Instructions for the task -
Filter the listing below, copying every line in which the word "sûreté" appears.
** start of Information provided **
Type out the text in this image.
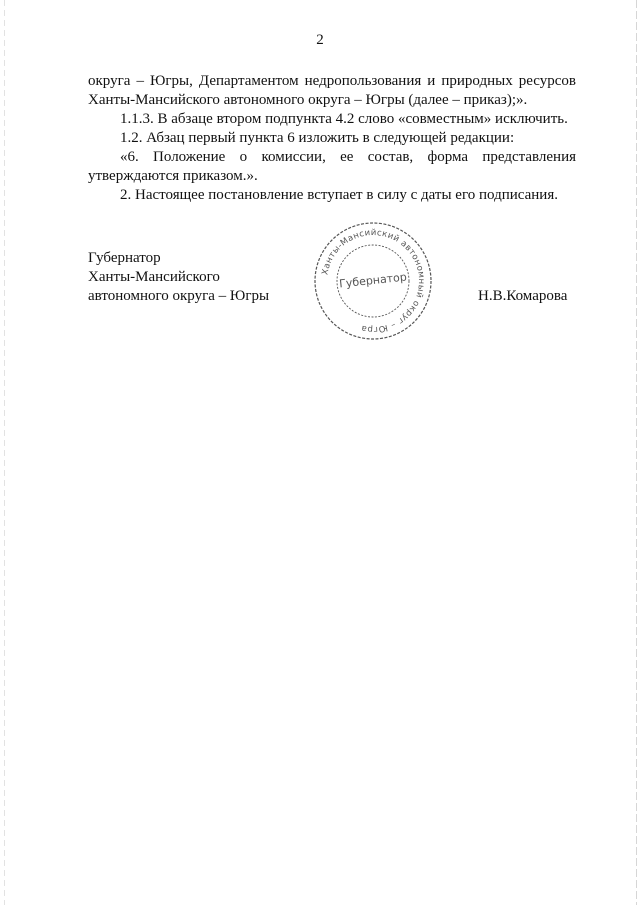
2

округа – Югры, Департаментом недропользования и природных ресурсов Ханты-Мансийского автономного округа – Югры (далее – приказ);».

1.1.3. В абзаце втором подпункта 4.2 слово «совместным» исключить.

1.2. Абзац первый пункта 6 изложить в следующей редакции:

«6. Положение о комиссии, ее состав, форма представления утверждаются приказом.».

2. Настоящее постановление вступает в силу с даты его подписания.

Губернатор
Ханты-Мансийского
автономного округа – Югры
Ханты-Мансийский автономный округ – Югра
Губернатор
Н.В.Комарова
** end of Information provided **
** start of Information provided **
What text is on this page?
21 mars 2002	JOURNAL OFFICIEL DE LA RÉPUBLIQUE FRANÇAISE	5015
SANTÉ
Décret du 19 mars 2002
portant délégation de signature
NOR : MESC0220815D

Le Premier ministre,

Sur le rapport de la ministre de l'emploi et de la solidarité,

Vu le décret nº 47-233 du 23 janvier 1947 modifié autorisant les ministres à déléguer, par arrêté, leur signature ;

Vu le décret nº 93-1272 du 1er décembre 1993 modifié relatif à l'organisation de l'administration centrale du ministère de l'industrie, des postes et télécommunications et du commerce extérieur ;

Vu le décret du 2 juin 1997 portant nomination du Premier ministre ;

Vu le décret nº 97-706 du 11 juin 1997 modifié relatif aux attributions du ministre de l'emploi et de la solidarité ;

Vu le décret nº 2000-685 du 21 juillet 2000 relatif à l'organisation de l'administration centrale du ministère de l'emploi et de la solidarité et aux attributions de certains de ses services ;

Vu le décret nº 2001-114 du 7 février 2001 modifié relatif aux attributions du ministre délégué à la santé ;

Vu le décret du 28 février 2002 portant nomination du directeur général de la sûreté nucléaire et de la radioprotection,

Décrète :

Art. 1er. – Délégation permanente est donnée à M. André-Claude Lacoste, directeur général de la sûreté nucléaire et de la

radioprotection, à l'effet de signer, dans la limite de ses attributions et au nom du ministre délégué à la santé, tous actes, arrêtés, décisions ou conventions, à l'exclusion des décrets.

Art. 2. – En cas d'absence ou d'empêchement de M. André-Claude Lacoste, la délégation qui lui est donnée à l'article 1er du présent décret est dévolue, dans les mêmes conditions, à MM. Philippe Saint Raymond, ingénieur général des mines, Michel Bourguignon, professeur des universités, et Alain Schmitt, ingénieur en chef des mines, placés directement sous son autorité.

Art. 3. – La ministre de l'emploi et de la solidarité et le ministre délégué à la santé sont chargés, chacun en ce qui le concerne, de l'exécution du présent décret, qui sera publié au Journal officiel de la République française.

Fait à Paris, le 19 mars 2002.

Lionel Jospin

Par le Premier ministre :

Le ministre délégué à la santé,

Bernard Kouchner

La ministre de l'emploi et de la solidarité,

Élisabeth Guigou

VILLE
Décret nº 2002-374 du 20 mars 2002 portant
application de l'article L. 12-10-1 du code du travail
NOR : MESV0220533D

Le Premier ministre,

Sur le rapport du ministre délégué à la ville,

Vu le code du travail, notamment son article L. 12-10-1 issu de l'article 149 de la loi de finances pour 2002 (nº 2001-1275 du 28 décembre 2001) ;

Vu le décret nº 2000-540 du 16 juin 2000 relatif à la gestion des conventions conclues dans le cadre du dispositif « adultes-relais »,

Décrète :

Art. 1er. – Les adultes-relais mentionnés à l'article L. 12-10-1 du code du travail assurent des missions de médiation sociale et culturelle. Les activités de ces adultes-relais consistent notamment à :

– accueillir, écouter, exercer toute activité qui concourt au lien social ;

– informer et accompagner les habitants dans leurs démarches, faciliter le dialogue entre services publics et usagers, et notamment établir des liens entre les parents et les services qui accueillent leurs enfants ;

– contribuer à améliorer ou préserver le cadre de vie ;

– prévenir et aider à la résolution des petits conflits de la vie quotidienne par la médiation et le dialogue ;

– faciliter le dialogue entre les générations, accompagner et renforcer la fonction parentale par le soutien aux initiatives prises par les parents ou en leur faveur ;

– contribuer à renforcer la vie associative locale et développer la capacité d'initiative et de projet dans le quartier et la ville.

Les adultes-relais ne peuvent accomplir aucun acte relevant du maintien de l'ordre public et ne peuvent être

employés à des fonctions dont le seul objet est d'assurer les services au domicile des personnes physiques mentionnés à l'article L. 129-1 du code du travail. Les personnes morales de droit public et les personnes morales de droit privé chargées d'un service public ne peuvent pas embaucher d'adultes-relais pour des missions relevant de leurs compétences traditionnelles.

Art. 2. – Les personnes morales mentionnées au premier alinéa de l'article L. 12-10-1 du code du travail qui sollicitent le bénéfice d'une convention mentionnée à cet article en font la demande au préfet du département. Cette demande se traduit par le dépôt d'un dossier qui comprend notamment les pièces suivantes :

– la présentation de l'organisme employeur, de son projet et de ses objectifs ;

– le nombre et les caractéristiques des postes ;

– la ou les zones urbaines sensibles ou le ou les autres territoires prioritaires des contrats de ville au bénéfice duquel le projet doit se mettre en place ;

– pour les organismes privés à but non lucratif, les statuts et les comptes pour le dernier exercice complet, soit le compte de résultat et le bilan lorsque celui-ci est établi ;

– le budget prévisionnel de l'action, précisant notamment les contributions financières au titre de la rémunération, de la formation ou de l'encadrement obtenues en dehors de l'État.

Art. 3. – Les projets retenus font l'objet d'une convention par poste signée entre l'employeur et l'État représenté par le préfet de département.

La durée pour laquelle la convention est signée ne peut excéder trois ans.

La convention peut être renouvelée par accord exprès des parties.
** end of Information provided **
Exercise output -
Vu le décret du 28 février 2002 portant nomination du directeur général de la sûreté nucléaire et de la radioprotection,
Art. 1er. – Délégation permanente est donnée à M. André-Claude Lacoste, directeur général de la sûreté nucléaire et de la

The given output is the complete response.